- _Given task_
Identify each line below containing the string "Output" and copy it.

------ Given data ------

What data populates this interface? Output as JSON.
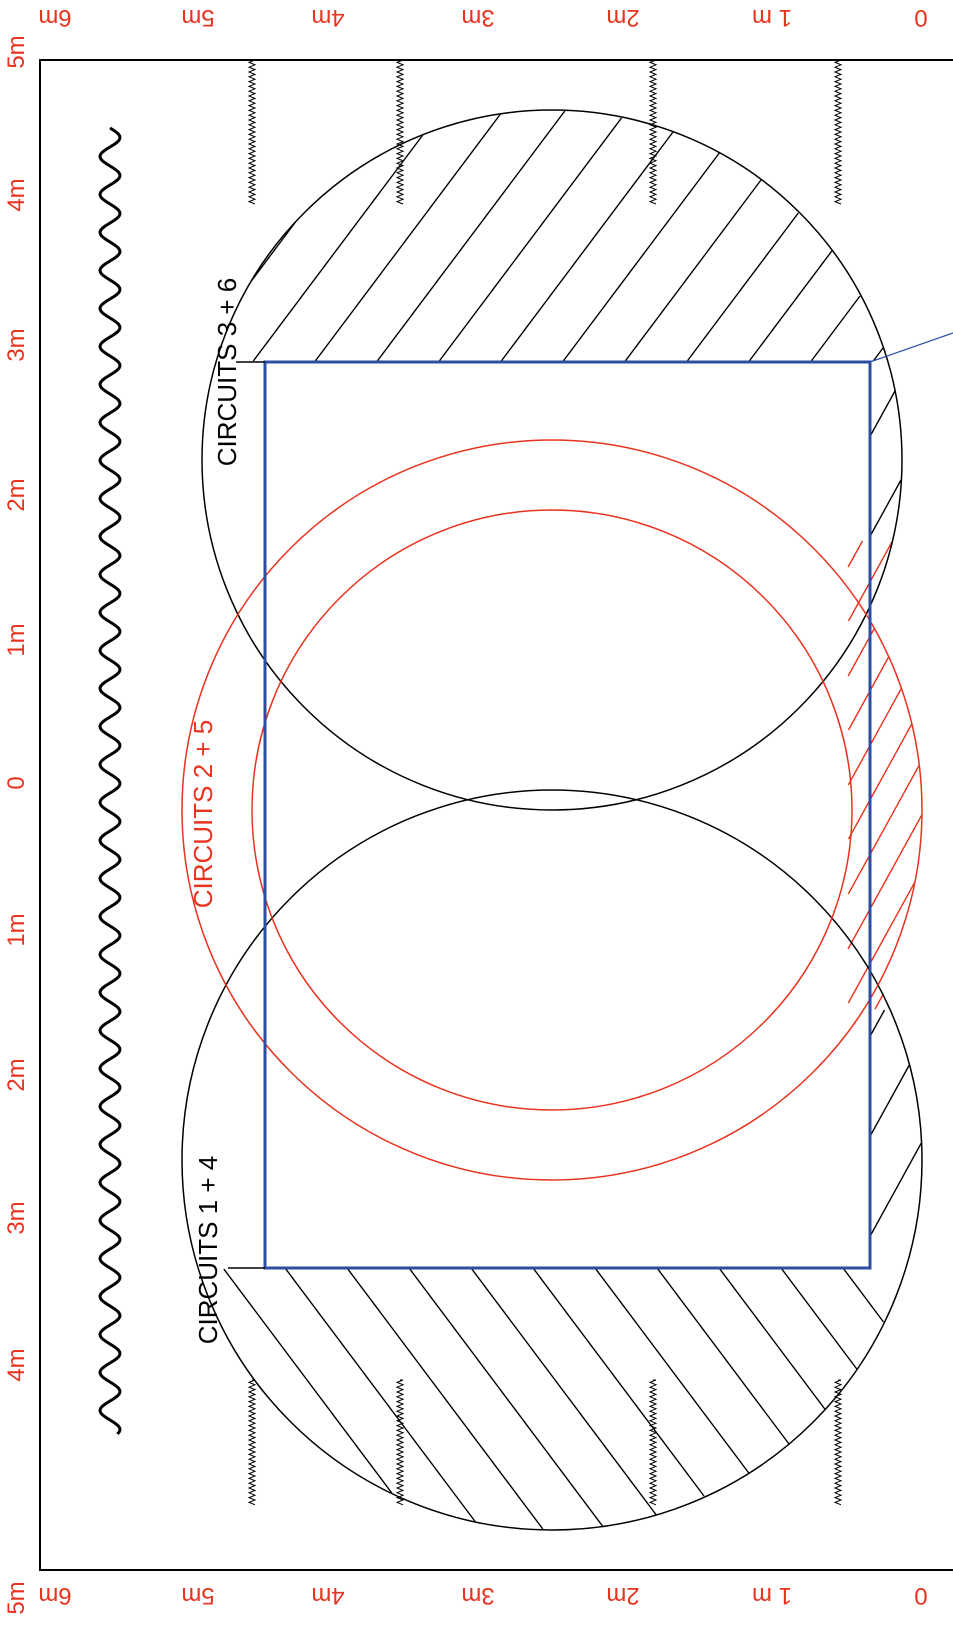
{
  "colors": {
    "scale": "#e8331f",
    "outline": "#000000",
    "rect": "#2b4ea3",
    "red_circle": "#e8331f",
    "black": "#000000"
  },
  "top_scale": [
    "6m",
    "5m",
    "4m",
    "3m",
    "2m",
    "1 m",
    "0"
  ],
  "bottom_scale": [
    "6m",
    "5m",
    "4m",
    "3m",
    "2m",
    "1 m",
    "0"
  ],
  "left_scale": [
    "5m",
    "4m",
    "3m",
    "2m",
    "1m",
    "0",
    "1m",
    "2m",
    "3m",
    "4m",
    "5m"
  ],
  "circuit_labels": {
    "c36": "CIRCUITS 3 + 6",
    "c25": "CIRCUITS 2 + 5",
    "c14": "CIRCUITS 1 + 4"
  }
}
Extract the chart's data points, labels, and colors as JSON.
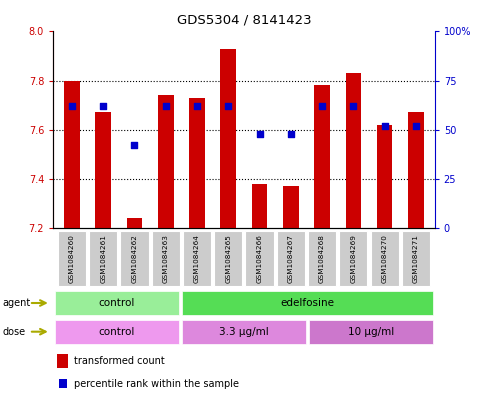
{
  "title": "GDS5304 / 8141423",
  "samples": [
    "GSM1084260",
    "GSM1084261",
    "GSM1084262",
    "GSM1084263",
    "GSM1084264",
    "GSM1084265",
    "GSM1084266",
    "GSM1084267",
    "GSM1084268",
    "GSM1084269",
    "GSM1084270",
    "GSM1084271"
  ],
  "transformed_counts": [
    7.8,
    7.67,
    7.24,
    7.74,
    7.73,
    7.93,
    7.38,
    7.37,
    7.78,
    7.83,
    7.62,
    7.67
  ],
  "percentile_ranks": [
    62,
    62,
    42,
    62,
    62,
    62,
    48,
    48,
    62,
    62,
    52,
    52
  ],
  "ylim_left": [
    7.2,
    8.0
  ],
  "ylim_right": [
    0,
    100
  ],
  "yticks_left": [
    7.2,
    7.4,
    7.6,
    7.8,
    8.0
  ],
  "yticks_right": [
    0,
    25,
    50,
    75,
    100
  ],
  "ytick_labels_right": [
    "0",
    "25",
    "50",
    "75",
    "100%"
  ],
  "bar_color": "#cc0000",
  "dot_color": "#0000cc",
  "bar_bottom": 7.2,
  "agent_labels": [
    {
      "label": "control",
      "start": 0,
      "end": 3,
      "color": "#99ee99"
    },
    {
      "label": "edelfosine",
      "start": 4,
      "end": 11,
      "color": "#55dd55"
    }
  ],
  "dose_labels": [
    {
      "label": "control",
      "start": 0,
      "end": 3,
      "color": "#ee99ee"
    },
    {
      "label": "3.3 μg/ml",
      "start": 4,
      "end": 7,
      "color": "#dd88dd"
    },
    {
      "label": "10 μg/ml",
      "start": 8,
      "end": 11,
      "color": "#cc77cc"
    }
  ],
  "legend_bar_label": "transformed count",
  "legend_dot_label": "percentile rank within the sample",
  "tick_color_left": "#cc0000",
  "tick_color_right": "#0000cc",
  "sample_bg_color": "#cccccc",
  "dotted_levels": [
    7.4,
    7.6,
    7.8
  ],
  "bar_width": 0.5
}
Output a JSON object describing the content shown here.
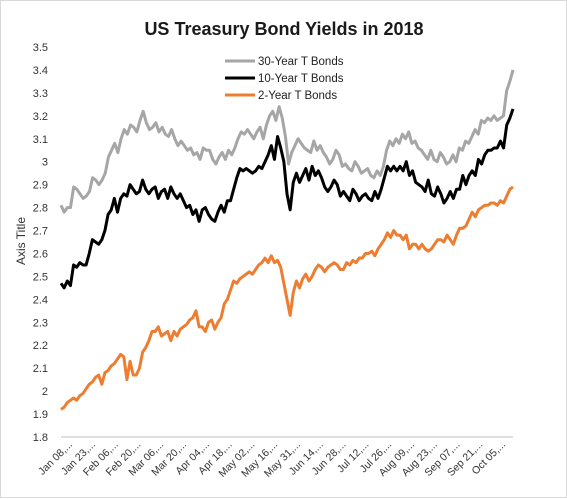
{
  "chart_data": {
    "type": "line",
    "title": "US Treasury Bond Yields in 2018",
    "xlabel": "",
    "ylabel": "Axis Title",
    "ylim": [
      1.8,
      3.5
    ],
    "ytick_step": 0.1,
    "grid": false,
    "legend": "top-center",
    "x_tick_labels": [
      "Jan 08,...",
      "Jan 23,...",
      "Feb 06,...",
      "Feb 20,...",
      "Mar 06,...",
      "Mar 20,...",
      "Apr 04,...",
      "Apr 18,...",
      "May 02,...",
      "May 16,...",
      "May 31,...",
      "Jun 14,...",
      "Jun 28,...",
      "Jul 12,...",
      "Jul 26,...",
      "Aug 09,...",
      "Aug 23,...",
      "Sep 07,...",
      "Sep 21,...",
      "Oct 05,..."
    ],
    "series": [
      {
        "name": "30-Year T Bonds",
        "color": "#a6a6a6",
        "values": [
          2.81,
          2.78,
          2.8,
          2.8,
          2.89,
          2.88,
          2.86,
          2.84,
          2.85,
          2.87,
          2.93,
          2.92,
          2.9,
          2.92,
          2.95,
          3.02,
          3.05,
          3.08,
          3.04,
          3.1,
          3.14,
          3.12,
          3.16,
          3.15,
          3.13,
          3.18,
          3.22,
          3.17,
          3.14,
          3.15,
          3.17,
          3.13,
          3.15,
          3.12,
          3.11,
          3.14,
          3.1,
          3.07,
          3.09,
          3.07,
          3.05,
          3.06,
          3.03,
          3.04,
          3.01,
          3.06,
          3.05,
          3.05,
          3.01,
          2.99,
          3.02,
          3.04,
          3.01,
          3.05,
          3.03,
          3.06,
          3.1,
          3.13,
          3.12,
          3.14,
          3.12,
          3.1,
          3.13,
          3.15,
          3.1,
          3.16,
          3.2,
          3.22,
          3.18,
          3.24,
          3.19,
          3.11,
          2.99,
          3.04,
          3.07,
          3.1,
          3.08,
          3.06,
          3.05,
          3.04,
          3.09,
          3.05,
          3.07,
          3.04,
          3.02,
          2.99,
          3.01,
          3.05,
          3.03,
          2.98,
          2.99,
          2.97,
          2.96,
          3.0,
          2.98,
          2.95,
          2.96,
          2.97,
          2.94,
          2.93,
          2.96,
          2.94,
          2.98,
          3.05,
          3.09,
          3.07,
          3.1,
          3.08,
          3.12,
          3.1,
          3.13,
          3.08,
          3.09,
          3.06,
          3.05,
          3.03,
          3.01,
          3.05,
          3.01,
          3.0,
          3.04,
          3.02,
          2.99,
          3.0,
          3.03,
          3.0,
          3.06,
          3.05,
          3.09,
          3.08,
          3.11,
          3.14,
          3.12,
          3.18,
          3.17,
          3.19,
          3.18,
          3.2,
          3.18,
          3.19,
          3.2,
          3.31,
          3.35,
          3.4
        ]
      },
      {
        "name": "10-Year T Bonds",
        "color": "#000000",
        "values": [
          2.47,
          2.45,
          2.48,
          2.46,
          2.55,
          2.54,
          2.56,
          2.55,
          2.55,
          2.6,
          2.66,
          2.65,
          2.64,
          2.66,
          2.7,
          2.77,
          2.79,
          2.84,
          2.78,
          2.84,
          2.86,
          2.85,
          2.9,
          2.88,
          2.86,
          2.87,
          2.92,
          2.88,
          2.86,
          2.88,
          2.89,
          2.84,
          2.87,
          2.88,
          2.84,
          2.89,
          2.86,
          2.84,
          2.86,
          2.83,
          2.8,
          2.81,
          2.77,
          2.79,
          2.74,
          2.79,
          2.8,
          2.77,
          2.75,
          2.74,
          2.78,
          2.81,
          2.78,
          2.83,
          2.83,
          2.88,
          2.93,
          2.97,
          2.96,
          2.97,
          2.96,
          2.95,
          2.96,
          2.98,
          2.97,
          3.0,
          3.03,
          3.07,
          3.01,
          3.11,
          3.06,
          3.0,
          2.86,
          2.79,
          2.91,
          2.95,
          2.91,
          2.94,
          2.97,
          2.92,
          2.98,
          2.94,
          2.96,
          2.93,
          2.89,
          2.87,
          2.89,
          2.92,
          2.9,
          2.85,
          2.87,
          2.85,
          2.83,
          2.88,
          2.86,
          2.83,
          2.85,
          2.86,
          2.84,
          2.83,
          2.87,
          2.84,
          2.88,
          2.93,
          2.98,
          2.96,
          2.98,
          2.96,
          2.98,
          2.96,
          3.0,
          2.94,
          2.96,
          2.91,
          2.9,
          2.89,
          2.87,
          2.92,
          2.86,
          2.85,
          2.89,
          2.86,
          2.82,
          2.84,
          2.87,
          2.84,
          2.88,
          2.88,
          2.94,
          2.9,
          2.94,
          2.96,
          2.94,
          3.01,
          2.99,
          3.03,
          3.05,
          3.05,
          3.06,
          3.06,
          3.09,
          3.06,
          3.16,
          3.19,
          3.23
        ]
      },
      {
        "name": "2-Year T Bonds",
        "color": "#ed7d31",
        "values": [
          1.92,
          1.93,
          1.95,
          1.96,
          1.97,
          1.96,
          1.98,
          1.99,
          2.01,
          2.03,
          2.04,
          2.06,
          2.07,
          2.03,
          2.08,
          2.09,
          2.11,
          2.12,
          2.14,
          2.16,
          2.15,
          2.05,
          2.13,
          2.07,
          2.07,
          2.1,
          2.17,
          2.19,
          2.22,
          2.26,
          2.26,
          2.28,
          2.24,
          2.25,
          2.26,
          2.22,
          2.26,
          2.24,
          2.27,
          2.28,
          2.29,
          2.31,
          2.32,
          2.35,
          2.28,
          2.28,
          2.26,
          2.3,
          2.31,
          2.27,
          2.3,
          2.32,
          2.38,
          2.4,
          2.44,
          2.48,
          2.47,
          2.49,
          2.5,
          2.51,
          2.52,
          2.51,
          2.53,
          2.55,
          2.56,
          2.58,
          2.56,
          2.59,
          2.56,
          2.57,
          2.54,
          2.47,
          2.4,
          2.33,
          2.43,
          2.48,
          2.45,
          2.49,
          2.51,
          2.48,
          2.5,
          2.53,
          2.55,
          2.54,
          2.52,
          2.54,
          2.55,
          2.56,
          2.55,
          2.53,
          2.53,
          2.56,
          2.55,
          2.57,
          2.56,
          2.58,
          2.58,
          2.6,
          2.6,
          2.61,
          2.59,
          2.62,
          2.64,
          2.66,
          2.69,
          2.67,
          2.7,
          2.68,
          2.68,
          2.66,
          2.68,
          2.62,
          2.64,
          2.64,
          2.62,
          2.64,
          2.62,
          2.61,
          2.62,
          2.64,
          2.66,
          2.66,
          2.65,
          2.68,
          2.66,
          2.64,
          2.68,
          2.71,
          2.71,
          2.72,
          2.75,
          2.78,
          2.76,
          2.79,
          2.8,
          2.81,
          2.81,
          2.82,
          2.82,
          2.81,
          2.83,
          2.82,
          2.85,
          2.88,
          2.89
        ]
      }
    ]
  }
}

------

- _Completed task_
What data populates this interface? Output as JSON.
Output a JSON object describing the content shown here.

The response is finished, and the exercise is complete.